# Stored records
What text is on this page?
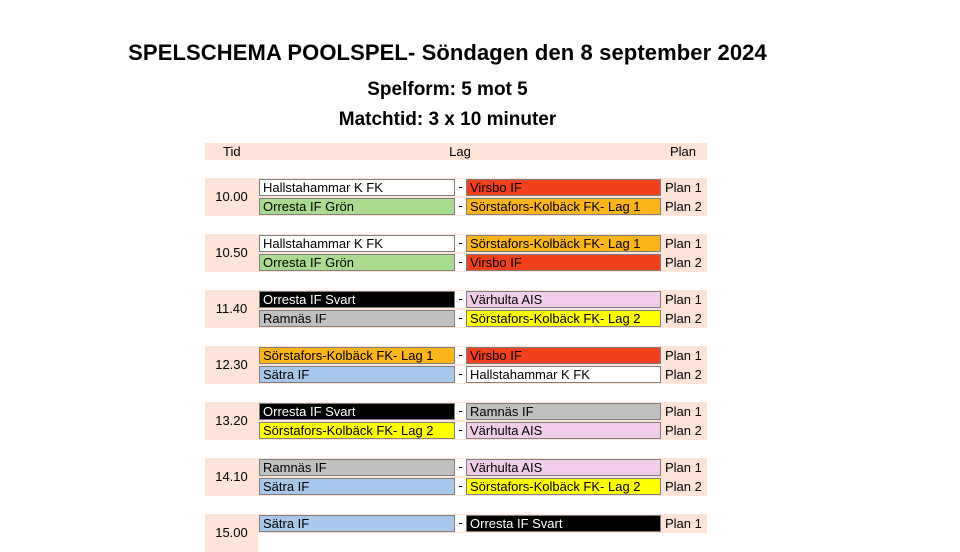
SPELSCHEMA POOLSPEL- Söndagen den 8 september 2024
Spelform: 5 mot 5
Matchtid: 3 x 10 minuter
Tid	Lag	Plan
10.00
Hallstahammar K FK	- Virsbo IF	Plan 1
Orresta IF Grön	- Sörstafors-Kolbäck FK- Lag 1	Plan 2
10.50
Hallstahammar K FK	- Sörstafors-Kolbäck FK- Lag 1	Plan 1
Orresta IF Grön	- Virsbo IF	Plan 2
11.40
Orresta IF Svart	- Värhulta AIS	Plan 1
Ramnäs IF	- Sörstafors-Kolbäck FK- Lag 2	Plan 2
12.30
Sörstafors-Kolbäck FK- Lag 1	- Virsbo IF	Plan 1
Sätra IF	- Hallstahammar K FK	Plan 2
13.20
Orresta IF Svart	- Ramnäs IF	Plan 1
Sörstafors-Kolbäck FK- Lag 2	- Värhulta AIS	Plan 2
14.10
Ramnäs IF	- Värhulta AIS	Plan 1
Sätra IF	- Sörstafors-Kolbäck FK- Lag 2	Plan 2
15.00
Sätra IF	- Orresta IF Svart	Plan 1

# What needs to be done
Quote the full listing above word for word; exclude every picture from the copy.

# Exercise result
What text is on this page?
SPELSCHEMA POOLSPEL- Söndagen den 8 september 2024
Spelform: 5 mot 5
Matchtid: 3 x 10 minuter
Tid	Lag	Plan
10.00
Hallstahammar K FK	- Virsbo IF	Plan 1
Orresta IF Grön	- Sörstafors-Kolbäck FK- Lag 1	Plan 2
10.50
Hallstahammar K FK	- Sörstafors-Kolbäck FK- Lag 1	Plan 1
Orresta IF Grön	- Virsbo IF	Plan 2
11.40
Orresta IF Svart	- Värhulta AIS	Plan 1
Ramnäs IF	- Sörstafors-Kolbäck FK- Lag 2	Plan 2
12.30
Sörstafors-Kolbäck FK- Lag 1	- Virsbo IF	Plan 1
Sätra IF	- Hallstahammar K FK	Plan 2
13.20
Orresta IF Svart	- Ramnäs IF	Plan 1
Sörstafors-Kolbäck FK- Lag 2	- Värhulta AIS	Plan 2
14.10
Ramnäs IF	- Värhulta AIS	Plan 1
Sätra IF	- Sörstafors-Kolbäck FK- Lag 2	Plan 2
15.00
Sätra IF	- Orresta IF Svart	Plan 1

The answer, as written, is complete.